§ **Document section**
* start *
Memory management and data transfers in a GPU environment using CUDA are crucial for achieving optimal performance in parallel computing applications. 

### What is the Memory management and data transfer on Multi-GPU systems?

In GPU systems, the concept of Data Transfer Between Host and Devices **`refers to the movement of data between the CPU (host) and GPU (device) memory spaces`**. This process is necessary because the CPU and GPU typically have separate memory pools, and data that is processed by the GPU often originates from the CPU.

### What are the types that is possible?

- **Host-to-Device (H2D) and Device-to-Host (D2H) Transfers**: These are typically needed to initialize input data and retrieve results.

- **Pinned Memory**: Related with **direct memory access (DMA)** transfers in the process.

- **Unified Memory**: Introduced to simplify memory management, it allows for automatic migration of data between the host and device. This can be convenient, but manual management is often faster due to better control over **data locality**.
* end *
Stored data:
* start *
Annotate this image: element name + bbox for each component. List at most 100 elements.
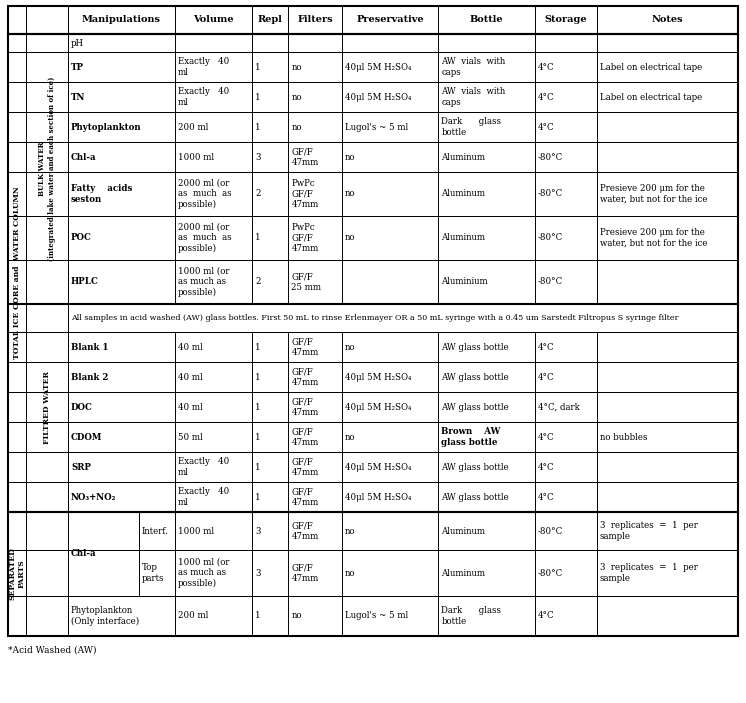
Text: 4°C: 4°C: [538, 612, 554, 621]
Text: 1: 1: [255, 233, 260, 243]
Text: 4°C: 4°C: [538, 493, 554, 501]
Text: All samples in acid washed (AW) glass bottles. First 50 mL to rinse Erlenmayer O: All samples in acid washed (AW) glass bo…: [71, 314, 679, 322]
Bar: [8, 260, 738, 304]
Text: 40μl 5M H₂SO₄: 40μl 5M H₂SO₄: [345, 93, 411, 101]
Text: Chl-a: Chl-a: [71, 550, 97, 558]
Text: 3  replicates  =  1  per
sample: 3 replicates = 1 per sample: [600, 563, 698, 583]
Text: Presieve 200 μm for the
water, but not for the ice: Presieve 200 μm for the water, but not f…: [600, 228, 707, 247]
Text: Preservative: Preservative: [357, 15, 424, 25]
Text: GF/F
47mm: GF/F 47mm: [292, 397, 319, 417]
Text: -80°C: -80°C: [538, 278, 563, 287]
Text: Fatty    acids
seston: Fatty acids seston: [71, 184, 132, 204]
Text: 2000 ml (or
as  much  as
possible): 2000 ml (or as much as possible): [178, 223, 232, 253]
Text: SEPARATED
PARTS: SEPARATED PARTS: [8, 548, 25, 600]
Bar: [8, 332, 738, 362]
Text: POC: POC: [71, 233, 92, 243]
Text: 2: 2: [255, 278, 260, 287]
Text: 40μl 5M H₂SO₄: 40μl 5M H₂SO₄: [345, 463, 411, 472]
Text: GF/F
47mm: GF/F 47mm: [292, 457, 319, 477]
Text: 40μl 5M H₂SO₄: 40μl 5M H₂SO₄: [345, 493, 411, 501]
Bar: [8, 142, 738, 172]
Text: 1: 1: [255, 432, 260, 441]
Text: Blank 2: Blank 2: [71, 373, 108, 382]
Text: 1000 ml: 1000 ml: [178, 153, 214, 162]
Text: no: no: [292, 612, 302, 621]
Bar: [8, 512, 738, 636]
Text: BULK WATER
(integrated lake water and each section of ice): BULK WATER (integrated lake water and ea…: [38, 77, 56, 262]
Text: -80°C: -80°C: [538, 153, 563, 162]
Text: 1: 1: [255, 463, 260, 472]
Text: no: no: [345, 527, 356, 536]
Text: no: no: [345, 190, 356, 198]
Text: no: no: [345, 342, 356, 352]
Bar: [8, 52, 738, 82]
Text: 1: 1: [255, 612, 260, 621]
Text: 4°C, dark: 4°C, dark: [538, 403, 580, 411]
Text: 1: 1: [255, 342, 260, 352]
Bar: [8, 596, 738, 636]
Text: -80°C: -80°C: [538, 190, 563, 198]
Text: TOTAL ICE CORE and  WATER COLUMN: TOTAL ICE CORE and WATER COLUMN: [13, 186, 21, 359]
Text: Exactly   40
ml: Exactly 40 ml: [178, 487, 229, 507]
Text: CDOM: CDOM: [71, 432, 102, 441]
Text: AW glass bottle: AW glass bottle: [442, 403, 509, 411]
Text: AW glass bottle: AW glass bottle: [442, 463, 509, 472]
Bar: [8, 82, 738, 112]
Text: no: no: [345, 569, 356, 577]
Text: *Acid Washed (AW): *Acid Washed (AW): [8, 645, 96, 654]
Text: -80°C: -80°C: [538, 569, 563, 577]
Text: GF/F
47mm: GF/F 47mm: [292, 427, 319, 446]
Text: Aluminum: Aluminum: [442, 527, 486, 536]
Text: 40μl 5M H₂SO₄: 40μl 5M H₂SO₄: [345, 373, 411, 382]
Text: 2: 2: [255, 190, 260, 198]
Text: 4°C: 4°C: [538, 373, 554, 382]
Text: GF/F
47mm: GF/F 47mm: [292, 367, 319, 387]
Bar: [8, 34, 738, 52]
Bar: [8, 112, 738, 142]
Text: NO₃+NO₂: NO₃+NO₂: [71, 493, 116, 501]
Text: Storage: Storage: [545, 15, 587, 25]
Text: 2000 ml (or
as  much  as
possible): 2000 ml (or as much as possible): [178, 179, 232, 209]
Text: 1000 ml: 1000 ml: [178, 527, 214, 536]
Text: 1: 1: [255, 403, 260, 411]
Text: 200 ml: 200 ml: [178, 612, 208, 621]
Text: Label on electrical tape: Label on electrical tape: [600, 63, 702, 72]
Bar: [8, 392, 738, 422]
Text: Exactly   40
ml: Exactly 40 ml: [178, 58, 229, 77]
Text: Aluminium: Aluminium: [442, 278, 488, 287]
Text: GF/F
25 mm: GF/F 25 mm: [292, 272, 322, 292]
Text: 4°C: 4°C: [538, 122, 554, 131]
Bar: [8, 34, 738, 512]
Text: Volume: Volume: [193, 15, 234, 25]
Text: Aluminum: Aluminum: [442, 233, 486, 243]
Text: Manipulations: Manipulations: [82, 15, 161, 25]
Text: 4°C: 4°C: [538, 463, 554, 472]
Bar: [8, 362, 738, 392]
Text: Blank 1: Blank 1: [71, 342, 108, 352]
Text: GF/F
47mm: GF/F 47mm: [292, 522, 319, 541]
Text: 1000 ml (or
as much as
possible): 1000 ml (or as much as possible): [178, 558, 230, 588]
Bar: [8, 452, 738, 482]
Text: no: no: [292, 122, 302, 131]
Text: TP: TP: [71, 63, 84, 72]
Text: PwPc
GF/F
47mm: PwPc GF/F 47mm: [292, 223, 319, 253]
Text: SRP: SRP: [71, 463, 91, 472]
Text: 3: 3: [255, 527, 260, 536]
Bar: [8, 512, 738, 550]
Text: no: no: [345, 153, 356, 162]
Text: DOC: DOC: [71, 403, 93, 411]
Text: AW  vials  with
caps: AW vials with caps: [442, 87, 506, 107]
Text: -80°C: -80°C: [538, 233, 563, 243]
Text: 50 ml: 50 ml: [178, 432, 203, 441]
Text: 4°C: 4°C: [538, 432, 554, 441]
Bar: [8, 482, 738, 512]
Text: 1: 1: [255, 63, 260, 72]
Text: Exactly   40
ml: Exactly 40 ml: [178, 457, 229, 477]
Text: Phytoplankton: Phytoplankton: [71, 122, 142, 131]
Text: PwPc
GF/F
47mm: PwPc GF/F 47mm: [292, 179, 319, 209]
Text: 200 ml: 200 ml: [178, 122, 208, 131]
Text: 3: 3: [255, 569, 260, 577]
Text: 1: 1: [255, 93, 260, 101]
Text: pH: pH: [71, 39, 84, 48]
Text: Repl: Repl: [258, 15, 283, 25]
* end *
Please translate this sentence from the CUDA memory management text into Spanish: "This process is necessary because the CPU and GPU typically have separate memory pools, and data that is processed by the GPU often originates from the CPU."

Este proceso es necesario porque la CPU y la GPU suelen tener reservas de memoria separadas, y los datos que procesa la GPU a menudo provienen de la CPU.